Print, exactly as given, each line of the data from the line containing "What's the underlying" up to and including its last line.

====================

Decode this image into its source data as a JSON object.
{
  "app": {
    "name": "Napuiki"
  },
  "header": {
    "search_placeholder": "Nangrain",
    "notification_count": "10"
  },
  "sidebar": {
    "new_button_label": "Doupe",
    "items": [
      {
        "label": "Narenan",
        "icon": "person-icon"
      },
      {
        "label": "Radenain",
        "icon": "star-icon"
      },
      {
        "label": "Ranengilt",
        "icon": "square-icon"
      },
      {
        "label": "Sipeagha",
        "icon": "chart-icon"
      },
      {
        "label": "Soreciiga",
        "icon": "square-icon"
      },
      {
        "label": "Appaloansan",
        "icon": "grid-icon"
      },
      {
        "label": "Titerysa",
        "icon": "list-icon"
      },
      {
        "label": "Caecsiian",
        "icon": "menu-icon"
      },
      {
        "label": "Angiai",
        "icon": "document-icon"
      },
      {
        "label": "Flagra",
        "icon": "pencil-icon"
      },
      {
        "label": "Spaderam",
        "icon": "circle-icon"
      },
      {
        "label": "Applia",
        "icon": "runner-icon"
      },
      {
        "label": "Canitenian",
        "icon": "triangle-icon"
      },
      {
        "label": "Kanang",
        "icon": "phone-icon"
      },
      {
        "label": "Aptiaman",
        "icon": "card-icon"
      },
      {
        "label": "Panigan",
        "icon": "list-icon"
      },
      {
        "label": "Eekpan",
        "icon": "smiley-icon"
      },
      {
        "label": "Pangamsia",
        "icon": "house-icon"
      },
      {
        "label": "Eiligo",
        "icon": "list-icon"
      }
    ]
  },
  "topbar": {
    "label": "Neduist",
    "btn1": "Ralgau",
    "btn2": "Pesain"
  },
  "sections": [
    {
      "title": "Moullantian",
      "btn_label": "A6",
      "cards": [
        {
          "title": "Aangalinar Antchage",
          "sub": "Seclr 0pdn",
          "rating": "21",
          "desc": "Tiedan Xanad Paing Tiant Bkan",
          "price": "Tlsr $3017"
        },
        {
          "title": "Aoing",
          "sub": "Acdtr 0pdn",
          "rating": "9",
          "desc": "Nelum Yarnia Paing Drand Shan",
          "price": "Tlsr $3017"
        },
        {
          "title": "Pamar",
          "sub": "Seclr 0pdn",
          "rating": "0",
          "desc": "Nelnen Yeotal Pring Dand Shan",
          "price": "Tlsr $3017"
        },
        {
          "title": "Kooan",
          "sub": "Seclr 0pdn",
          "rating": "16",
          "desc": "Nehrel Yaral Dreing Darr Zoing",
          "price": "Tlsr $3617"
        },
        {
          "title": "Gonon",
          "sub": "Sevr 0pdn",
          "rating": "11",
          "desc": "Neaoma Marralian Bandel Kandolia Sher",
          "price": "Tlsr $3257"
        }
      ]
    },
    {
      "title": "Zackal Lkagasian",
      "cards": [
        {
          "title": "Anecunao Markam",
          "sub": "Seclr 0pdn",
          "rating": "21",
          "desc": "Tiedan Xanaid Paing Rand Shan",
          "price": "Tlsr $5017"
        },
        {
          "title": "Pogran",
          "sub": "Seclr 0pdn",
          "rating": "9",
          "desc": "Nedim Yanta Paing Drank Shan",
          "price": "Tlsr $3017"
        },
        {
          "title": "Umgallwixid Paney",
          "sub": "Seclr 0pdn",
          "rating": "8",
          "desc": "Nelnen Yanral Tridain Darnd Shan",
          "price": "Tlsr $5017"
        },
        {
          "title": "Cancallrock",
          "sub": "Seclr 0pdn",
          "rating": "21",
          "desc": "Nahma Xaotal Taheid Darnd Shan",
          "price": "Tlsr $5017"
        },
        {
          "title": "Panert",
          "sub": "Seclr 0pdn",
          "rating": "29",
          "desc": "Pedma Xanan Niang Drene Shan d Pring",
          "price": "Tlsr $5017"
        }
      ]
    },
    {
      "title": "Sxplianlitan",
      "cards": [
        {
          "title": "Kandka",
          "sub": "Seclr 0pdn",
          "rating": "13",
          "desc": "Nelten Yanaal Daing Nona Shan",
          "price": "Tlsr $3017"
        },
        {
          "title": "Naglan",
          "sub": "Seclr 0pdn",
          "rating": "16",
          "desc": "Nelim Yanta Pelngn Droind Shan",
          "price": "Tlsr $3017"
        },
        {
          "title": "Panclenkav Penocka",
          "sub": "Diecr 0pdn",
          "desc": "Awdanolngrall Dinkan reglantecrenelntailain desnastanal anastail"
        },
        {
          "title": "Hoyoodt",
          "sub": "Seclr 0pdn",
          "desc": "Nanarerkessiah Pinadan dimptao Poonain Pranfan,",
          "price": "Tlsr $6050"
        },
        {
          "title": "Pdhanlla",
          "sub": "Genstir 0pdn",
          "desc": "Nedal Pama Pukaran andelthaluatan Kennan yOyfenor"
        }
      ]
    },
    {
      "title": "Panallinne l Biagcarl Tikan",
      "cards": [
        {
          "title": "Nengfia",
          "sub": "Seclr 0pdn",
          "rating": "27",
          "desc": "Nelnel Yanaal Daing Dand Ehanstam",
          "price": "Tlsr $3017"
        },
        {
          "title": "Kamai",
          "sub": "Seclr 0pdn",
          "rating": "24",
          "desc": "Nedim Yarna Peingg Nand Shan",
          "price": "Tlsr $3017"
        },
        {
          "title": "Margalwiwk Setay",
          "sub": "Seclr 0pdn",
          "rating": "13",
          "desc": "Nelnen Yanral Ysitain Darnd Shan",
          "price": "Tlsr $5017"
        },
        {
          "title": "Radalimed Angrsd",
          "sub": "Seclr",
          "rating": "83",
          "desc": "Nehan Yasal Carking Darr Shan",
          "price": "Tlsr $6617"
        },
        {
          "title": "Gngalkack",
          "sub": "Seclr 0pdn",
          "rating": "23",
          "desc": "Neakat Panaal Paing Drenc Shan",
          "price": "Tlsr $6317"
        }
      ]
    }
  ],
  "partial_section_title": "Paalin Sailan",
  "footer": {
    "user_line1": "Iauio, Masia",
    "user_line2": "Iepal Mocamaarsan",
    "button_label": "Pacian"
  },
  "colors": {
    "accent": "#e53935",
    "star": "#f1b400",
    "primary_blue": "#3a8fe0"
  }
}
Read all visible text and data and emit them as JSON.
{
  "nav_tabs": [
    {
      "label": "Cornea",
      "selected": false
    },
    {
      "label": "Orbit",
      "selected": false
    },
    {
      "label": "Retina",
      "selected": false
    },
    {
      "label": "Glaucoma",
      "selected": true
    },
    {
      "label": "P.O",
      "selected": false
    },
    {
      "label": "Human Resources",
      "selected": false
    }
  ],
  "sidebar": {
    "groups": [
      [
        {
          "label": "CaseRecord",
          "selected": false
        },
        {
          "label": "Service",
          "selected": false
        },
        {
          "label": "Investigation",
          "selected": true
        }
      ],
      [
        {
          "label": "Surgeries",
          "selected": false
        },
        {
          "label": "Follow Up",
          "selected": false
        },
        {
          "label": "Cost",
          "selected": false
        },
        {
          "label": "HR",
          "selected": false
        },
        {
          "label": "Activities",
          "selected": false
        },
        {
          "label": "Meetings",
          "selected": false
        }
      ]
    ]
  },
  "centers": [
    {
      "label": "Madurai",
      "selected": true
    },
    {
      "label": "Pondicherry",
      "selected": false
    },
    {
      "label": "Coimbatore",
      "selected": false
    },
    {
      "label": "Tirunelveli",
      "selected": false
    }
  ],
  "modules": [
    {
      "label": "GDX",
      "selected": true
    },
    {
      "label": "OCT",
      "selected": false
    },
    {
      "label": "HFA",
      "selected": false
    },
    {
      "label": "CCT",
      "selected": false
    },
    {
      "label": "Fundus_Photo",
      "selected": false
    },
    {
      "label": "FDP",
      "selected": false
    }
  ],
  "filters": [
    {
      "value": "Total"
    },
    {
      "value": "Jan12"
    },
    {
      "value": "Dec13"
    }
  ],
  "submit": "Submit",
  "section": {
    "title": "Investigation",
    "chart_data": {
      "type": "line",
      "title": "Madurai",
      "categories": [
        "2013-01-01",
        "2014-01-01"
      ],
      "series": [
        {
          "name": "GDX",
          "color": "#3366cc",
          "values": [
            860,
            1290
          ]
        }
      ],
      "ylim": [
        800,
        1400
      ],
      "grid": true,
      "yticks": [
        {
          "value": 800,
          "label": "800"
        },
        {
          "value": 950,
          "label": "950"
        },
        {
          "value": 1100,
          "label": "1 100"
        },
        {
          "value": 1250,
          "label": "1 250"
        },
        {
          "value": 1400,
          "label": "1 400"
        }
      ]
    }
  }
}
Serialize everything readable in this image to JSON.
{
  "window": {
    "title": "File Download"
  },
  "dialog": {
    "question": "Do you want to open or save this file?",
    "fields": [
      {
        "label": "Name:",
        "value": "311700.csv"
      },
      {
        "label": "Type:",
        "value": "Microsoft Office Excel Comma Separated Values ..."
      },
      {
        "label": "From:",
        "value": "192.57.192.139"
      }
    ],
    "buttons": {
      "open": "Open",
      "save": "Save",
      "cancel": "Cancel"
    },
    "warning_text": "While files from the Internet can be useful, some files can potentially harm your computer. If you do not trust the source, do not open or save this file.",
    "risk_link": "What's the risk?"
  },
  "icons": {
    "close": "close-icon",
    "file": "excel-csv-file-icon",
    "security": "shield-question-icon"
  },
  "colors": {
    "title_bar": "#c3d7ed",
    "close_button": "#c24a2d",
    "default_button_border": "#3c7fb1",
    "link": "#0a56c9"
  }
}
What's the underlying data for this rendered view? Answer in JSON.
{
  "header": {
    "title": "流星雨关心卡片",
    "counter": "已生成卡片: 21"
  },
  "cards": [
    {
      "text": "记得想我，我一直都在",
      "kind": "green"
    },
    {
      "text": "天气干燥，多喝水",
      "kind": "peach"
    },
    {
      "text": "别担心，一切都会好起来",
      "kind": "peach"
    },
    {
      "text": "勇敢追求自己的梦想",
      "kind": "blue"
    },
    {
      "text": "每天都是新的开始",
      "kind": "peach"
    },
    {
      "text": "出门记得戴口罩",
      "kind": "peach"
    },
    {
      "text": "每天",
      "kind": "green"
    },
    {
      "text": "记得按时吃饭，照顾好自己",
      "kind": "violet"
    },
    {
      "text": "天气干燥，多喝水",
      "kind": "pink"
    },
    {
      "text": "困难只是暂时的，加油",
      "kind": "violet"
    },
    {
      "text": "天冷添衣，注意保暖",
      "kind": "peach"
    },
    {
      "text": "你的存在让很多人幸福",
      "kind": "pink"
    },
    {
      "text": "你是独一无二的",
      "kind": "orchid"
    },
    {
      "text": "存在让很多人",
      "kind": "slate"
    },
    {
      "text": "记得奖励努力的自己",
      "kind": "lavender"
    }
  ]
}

====================

§ **RESPONSE TO THE EXERCISE**:
What's the underlying data for this rendered view? Answer in JSON.
{
  "header": {
    "title": "流星雨关心卡片",
    "counter": "已生成卡片: 21"
  },
  "cards": [
    {
      "text": "记得想我，我一直都在",
      "kind": "green"
    },
    {
      "text": "天气干燥，多喝水",
      "kind": "peach"
    },
    {
      "text": "别担心，一切都会好起来",
      "kind": "peach"
    },
    {
      "text": "勇敢追求自己的梦想",
      "kind": "blue"
    },
    {
      "text": "每天都是新的开始",
      "kind": "peach"
    },
    {
      "text": "出门记得戴口罩",
      "kind": "peach"
    },
    {
      "text": "每天",
      "kind": "green"
    },
    {
      "text": "记得按时吃饭，照顾好自己",
      "kind": "violet"
    },
    {
      "text": "天气干燥，多喝水",
      "kind": "pink"
    },
    {
      "text": "困难只是暂时的，加油",
      "kind": "violet"
    },
    {
      "text": "天冷添衣，注意保暖",
      "kind": "peach"
    },
    {
      "text": "你的存在让很多人幸福",
      "kind": "pink"
    },
    {
      "text": "你是独一无二的",
      "kind": "orchid"
    },
    {
      "text": "存在让很多人",
      "kind": "slate"
    },
    {
      "text": "记得奖励努力的自己",
      "kind": "lavender"
    }
  ]
}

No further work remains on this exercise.